▸ **PASSAGE FOR REVIEW**:
------------------------
FOR IMMEDIATE RELEASE
International Cheetah Researcher and Conservationist Dr. Laurie Marker Announces Dates for U.S. Fall 2016 Lecture Tour
WASHINGTON, D.C. (Sept. 23, 2016) – Dr. Laurie Marker, Founder and Executive Director of Cheetah Conservation Fund (CCF) and one of the world’s leading experts on the species, today announced the dates for her upcoming, five-week speaking tour of the United States. Traveling from her CCF field headquarters in Namibia, Dr. Marker will embark on her U.S. tour Oct. 8 in California and conclude Nov. 12 in Florida. Dr. Marker’s visit to the U.S. follows her attendance to COP17, the meeting of the Convention for Trade in Endangered Animals (CITES) in South Africa, to support its efforts to stop the illegal trafficking of cheetahs. Dr. Marker’s U.S. tour is intended to generate more awareness for the plight of the cheetah, Africa’s most endangered big cat, and raise funds for continued conservation efforts.
Dr. Marker’s tour includes events in 13 cities across the country, including stops in Palo Alto, Santa Cruz, San Francisco, Sausalito, Santa Rosa, Saint Helena, Santa Barbara, and Moorpark, California; Portland, Oregon; Washington, District of Columbia; Powell, Ohio; New York, New York; Oklahoma City, Oklahoma; Little Rock, Arkansas; and Fort Lauderdale, Florida. Dr. Marker will begin her tour as a featured conservationist speaking at the Wildlife Conservation Network (WCN) Expo in San Francisco Oct. 8, an annual event that brings together wildlife supporters with conservationists from around the world. During her visit to the nation’s capital, Marker will present a public lecture sponsored by The Smithsonian Institution Oct. 18 at the Ripley Center. She will also speak at the 15th Annual Cheetah Conservation Fund Benefit Oct. 20 at the offices of Foley & Lardner, where she will be joined by members of CCF’s Board of Directors, donors and other national wildlife experts to celebrate CCF’s positive impact on the world’s cheetah population.
Dr. Marker is a zoologist, research scientist and conservation biologist who is considered to be one of the world’s leading experts on the cheetah and human-predator conflict mitigation. Earning her DPhil at Oxford University, she has spent more than 40 years in the field studying cheetah biology, genetics, ecology and socio-economic issues related to conservation. She is credited with successfully mitigating conflict between farmers and cheetahs in Namibia and saving the lives of hundreds of cheetahs and other large carnivores with innovative, non-lethal predator control strategies, including the use of livestock guarding dogs and the advancement of communal and commercial conservancies.
------------------------
Document layout detection data
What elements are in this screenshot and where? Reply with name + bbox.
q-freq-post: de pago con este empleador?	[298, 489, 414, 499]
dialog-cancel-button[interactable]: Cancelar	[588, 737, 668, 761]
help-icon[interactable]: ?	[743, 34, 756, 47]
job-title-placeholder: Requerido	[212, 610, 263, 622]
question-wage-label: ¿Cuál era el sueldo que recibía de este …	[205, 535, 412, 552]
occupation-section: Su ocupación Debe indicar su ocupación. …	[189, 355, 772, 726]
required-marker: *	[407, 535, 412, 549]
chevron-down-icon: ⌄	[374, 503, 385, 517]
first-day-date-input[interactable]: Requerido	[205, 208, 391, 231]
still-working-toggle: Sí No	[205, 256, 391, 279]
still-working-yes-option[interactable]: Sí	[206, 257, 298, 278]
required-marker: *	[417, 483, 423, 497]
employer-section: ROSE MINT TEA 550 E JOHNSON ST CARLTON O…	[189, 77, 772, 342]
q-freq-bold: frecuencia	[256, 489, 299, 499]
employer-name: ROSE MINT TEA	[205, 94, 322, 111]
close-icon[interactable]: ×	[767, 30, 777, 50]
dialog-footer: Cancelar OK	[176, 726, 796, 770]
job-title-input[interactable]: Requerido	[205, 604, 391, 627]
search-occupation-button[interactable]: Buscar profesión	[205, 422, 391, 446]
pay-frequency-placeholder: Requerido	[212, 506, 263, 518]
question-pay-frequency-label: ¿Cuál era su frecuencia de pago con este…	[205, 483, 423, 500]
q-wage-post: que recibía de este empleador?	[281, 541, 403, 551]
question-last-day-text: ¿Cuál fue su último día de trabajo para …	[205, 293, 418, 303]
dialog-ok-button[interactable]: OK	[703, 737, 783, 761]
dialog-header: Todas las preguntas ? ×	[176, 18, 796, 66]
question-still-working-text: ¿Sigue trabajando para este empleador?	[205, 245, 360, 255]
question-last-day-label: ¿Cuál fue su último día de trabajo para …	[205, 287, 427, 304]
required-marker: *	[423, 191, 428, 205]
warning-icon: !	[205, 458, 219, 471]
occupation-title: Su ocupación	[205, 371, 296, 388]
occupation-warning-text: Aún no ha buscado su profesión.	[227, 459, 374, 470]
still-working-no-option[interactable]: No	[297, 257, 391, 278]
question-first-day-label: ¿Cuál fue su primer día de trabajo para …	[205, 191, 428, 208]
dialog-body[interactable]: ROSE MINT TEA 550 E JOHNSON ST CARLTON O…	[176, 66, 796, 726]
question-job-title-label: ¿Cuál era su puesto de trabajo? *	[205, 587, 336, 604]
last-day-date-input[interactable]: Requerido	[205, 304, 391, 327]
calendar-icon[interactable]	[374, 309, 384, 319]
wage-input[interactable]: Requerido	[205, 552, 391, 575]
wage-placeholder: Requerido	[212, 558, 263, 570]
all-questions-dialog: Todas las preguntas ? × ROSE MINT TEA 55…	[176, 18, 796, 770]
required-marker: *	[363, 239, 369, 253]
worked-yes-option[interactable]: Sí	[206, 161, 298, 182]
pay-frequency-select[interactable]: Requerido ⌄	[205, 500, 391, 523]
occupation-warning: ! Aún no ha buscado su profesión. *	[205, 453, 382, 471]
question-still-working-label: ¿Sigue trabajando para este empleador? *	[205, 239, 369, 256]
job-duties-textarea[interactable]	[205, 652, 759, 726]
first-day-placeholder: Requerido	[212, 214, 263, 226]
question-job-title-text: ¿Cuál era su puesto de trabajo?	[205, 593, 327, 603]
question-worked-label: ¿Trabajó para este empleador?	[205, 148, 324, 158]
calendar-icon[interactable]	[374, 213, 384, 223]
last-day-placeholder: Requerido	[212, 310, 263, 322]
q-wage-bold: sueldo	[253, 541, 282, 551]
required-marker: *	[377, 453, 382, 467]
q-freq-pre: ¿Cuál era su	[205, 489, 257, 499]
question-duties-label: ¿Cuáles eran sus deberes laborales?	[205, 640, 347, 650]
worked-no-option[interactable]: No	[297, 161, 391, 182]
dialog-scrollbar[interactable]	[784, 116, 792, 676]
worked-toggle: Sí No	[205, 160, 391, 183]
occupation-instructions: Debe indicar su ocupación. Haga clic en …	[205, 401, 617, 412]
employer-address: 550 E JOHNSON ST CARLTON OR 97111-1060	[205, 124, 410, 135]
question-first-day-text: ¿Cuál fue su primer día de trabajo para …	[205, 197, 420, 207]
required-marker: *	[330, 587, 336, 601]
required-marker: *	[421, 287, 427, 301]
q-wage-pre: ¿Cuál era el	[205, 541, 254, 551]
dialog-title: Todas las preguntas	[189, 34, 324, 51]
------------------------
▸ **SET OF TASKS**:
- a) Reproduce the press release word for word, everything from "Dr. Marker is" down to "and commercial conservancies.".
- b) Summarize the press release in two sentences.
Rely only on the press release itself, not on any outside sources.

▸ **ANSWERS TO THIS EXERCISE**:
- a)
Dr. Marker is a zoologist, research scientist and conservation biologist who is considered to be one of the world’s leading experts on the cheetah and human-predator conflict mitigation. Earning her DPhil at Oxford University, she has spent more than 40 years in the field studying cheetah biology, genetics, ecology and socio-economic issues related to conservation. She is credited with successfully mitigating conflict between farmers and cheetahs in Namibia and saving the lives of hundreds of cheetahs and other large carnivores with innovative, non-lethal predator control strategies, including the use of livestock guarding dogs and the advancement of communal and commercial conservancies.

- b) Dr. Laurie Marker, founder and executive director of Cheetah Conservation Fund, announced a five-week U.S. speaking tour running from Oct. 8 in California to Nov. 12 in Florida, meant to raise awareness of the cheetah's plight and funds for continued conservation. A zoologist and conservation biologist with a DPhil from Oxford, she has spent more than 40 years studying cheetahs and is credited with easing conflict between farmers and cheetahs in Namibia through non-lethal methods such as livestock guarding dogs.